▶ _Aim_
Extract all data as written.

************

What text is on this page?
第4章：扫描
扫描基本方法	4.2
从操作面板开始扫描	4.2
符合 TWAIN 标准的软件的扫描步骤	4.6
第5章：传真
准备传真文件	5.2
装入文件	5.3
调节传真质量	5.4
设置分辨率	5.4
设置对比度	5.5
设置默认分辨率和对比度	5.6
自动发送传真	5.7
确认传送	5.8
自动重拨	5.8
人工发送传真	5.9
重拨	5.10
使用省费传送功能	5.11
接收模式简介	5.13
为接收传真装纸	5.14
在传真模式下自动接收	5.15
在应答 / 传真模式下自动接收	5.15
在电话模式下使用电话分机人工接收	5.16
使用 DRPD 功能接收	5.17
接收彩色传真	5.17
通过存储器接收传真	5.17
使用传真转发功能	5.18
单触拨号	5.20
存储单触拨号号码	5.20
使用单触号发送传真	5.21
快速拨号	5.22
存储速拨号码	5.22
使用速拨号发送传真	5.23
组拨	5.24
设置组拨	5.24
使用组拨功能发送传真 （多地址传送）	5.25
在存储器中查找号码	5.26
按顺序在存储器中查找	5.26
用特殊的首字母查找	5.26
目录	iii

************

▶ _Task response_
What text is on this page?
第4章：扫描
扫描基本方法	4.2
从操作面板开始扫描	4.2
符合 TWAIN 标准的软件的扫描步骤	4.6
第5章：传真
准备传真文件	5.2
装入文件	5.3
调节传真质量	5.4
设置分辨率	5.4
设置对比度	5.5
设置默认分辨率和对比度	5.6
自动发送传真	5.7
确认传送	5.8
自动重拨	5.8
人工发送传真	5.9
重拨	5.10
使用省费传送功能	5.11
接收模式简介	5.13
为接收传真装纸	5.14
在传真模式下自动接收	5.15
在应答 / 传真模式下自动接收	5.15
在电话模式下使用电话分机人工接收	5.16
使用 DRPD 功能接收	5.17
接收彩色传真	5.17
通过存储器接收传真	5.17
使用传真转发功能	5.18
单触拨号	5.20
存储单触拨号号码	5.20
使用单触号发送传真	5.21
快速拨号	5.22
存储速拨号码	5.22
使用速拨号发送传真	5.23
组拨	5.24
设置组拨	5.24
使用组拨功能发送传真 （多地址传送）	5.25
在存储器中查找号码	5.26
按顺序在存储器中查找	5.26
用特殊的首字母查找	5.26
目录	iii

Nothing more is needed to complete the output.